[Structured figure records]
——

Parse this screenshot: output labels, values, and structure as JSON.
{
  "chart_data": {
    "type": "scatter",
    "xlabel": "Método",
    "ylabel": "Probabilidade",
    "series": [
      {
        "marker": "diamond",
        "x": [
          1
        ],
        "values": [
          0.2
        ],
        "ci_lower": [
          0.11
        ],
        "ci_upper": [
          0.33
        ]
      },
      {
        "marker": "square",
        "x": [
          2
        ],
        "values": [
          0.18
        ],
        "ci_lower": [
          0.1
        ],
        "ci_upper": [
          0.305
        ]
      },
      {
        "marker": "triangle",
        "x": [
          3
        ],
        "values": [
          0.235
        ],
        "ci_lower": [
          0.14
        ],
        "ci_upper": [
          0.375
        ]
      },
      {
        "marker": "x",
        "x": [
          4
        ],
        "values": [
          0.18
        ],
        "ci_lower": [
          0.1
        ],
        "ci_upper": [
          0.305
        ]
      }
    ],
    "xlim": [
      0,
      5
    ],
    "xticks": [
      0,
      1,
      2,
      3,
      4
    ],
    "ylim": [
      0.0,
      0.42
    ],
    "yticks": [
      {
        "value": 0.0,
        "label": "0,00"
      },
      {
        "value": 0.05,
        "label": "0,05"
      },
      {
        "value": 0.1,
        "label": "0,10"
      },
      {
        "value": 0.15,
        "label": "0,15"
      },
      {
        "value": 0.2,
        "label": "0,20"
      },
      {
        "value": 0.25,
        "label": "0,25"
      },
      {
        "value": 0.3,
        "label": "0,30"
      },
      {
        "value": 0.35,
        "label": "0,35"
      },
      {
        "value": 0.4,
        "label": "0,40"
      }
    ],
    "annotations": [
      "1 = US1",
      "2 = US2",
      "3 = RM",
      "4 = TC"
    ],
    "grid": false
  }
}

——

Select all lines in the listing that include the word "marker".

        "marker": "diamond",
        "marker": "square",
        "marker": "triangle",
        "marker": "x",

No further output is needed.